## Written request
Exclude the pictures; give every entry again exactly as written.

┄┄┄┄┄┄┄┄┄┄┄┄┄┄┄┄┄┄┄┄

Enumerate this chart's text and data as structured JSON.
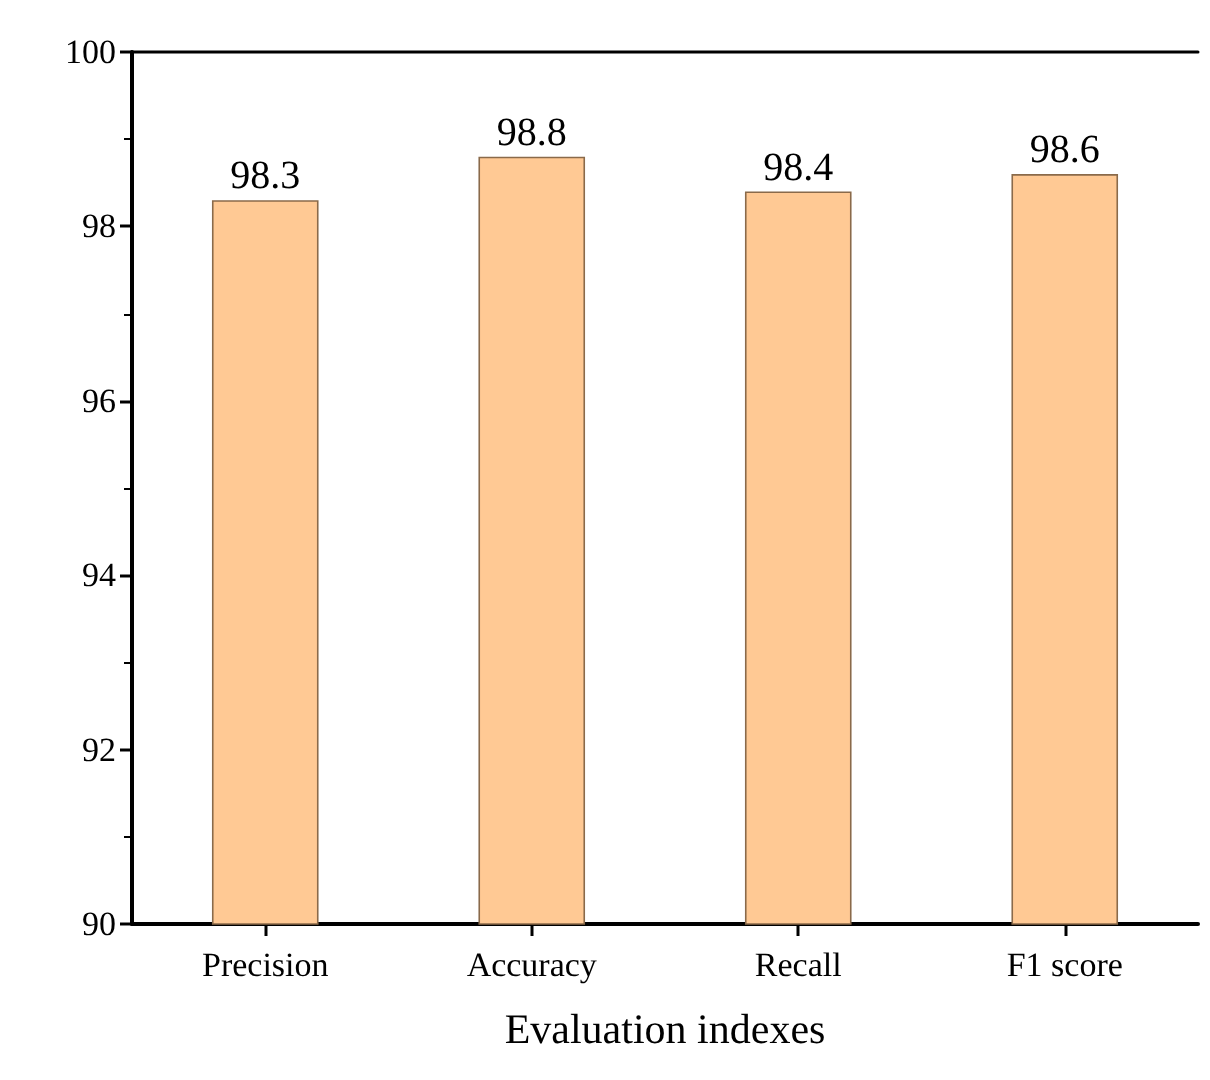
{
  "chart_data": {
    "type": "bar",
    "xlabel": "Evaluation indexes",
    "categories": [
      "Precision",
      "Accuracy",
      "Recall",
      "F1 score"
    ],
    "values": [
      98.3,
      98.8,
      98.4,
      98.6
    ],
    "color": "#ffc994",
    "ylim": [
      90,
      100
    ],
    "yticks": [
      90,
      92,
      94,
      96,
      98,
      100
    ],
    "data_labels": true
  }
}
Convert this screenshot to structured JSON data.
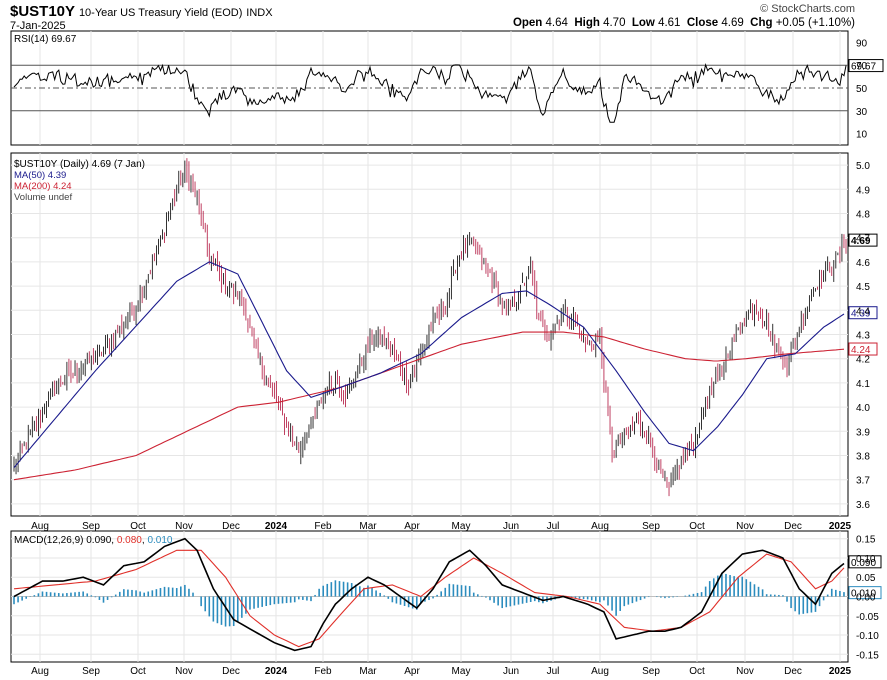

┄┄┄┄┄┄┄┄┄┄┄┄┄┄┄┄┄┄┄┄

## Worked answer
Enumerate this chart's text and data as structured JSON.
{
  "chart_data": {
    "type": "bar",
    "xlabel": "Evaluation indexes",
    "categories": [
      "Precision",
      "Accuracy",
      "Recall",
      "F1 score"
    ],
    "values": [
      98.3,
      98.8,
      98.4,
      98.6
    ],
    "color": "#ffc994",
    "ylim": [
      90,
      100
    ],
    "yticks": [
      90,
      92,
      94,
      96,
      98,
      100
    ],
    "data_labels": true
  }
}
Convert this screenshot to structured JSON data.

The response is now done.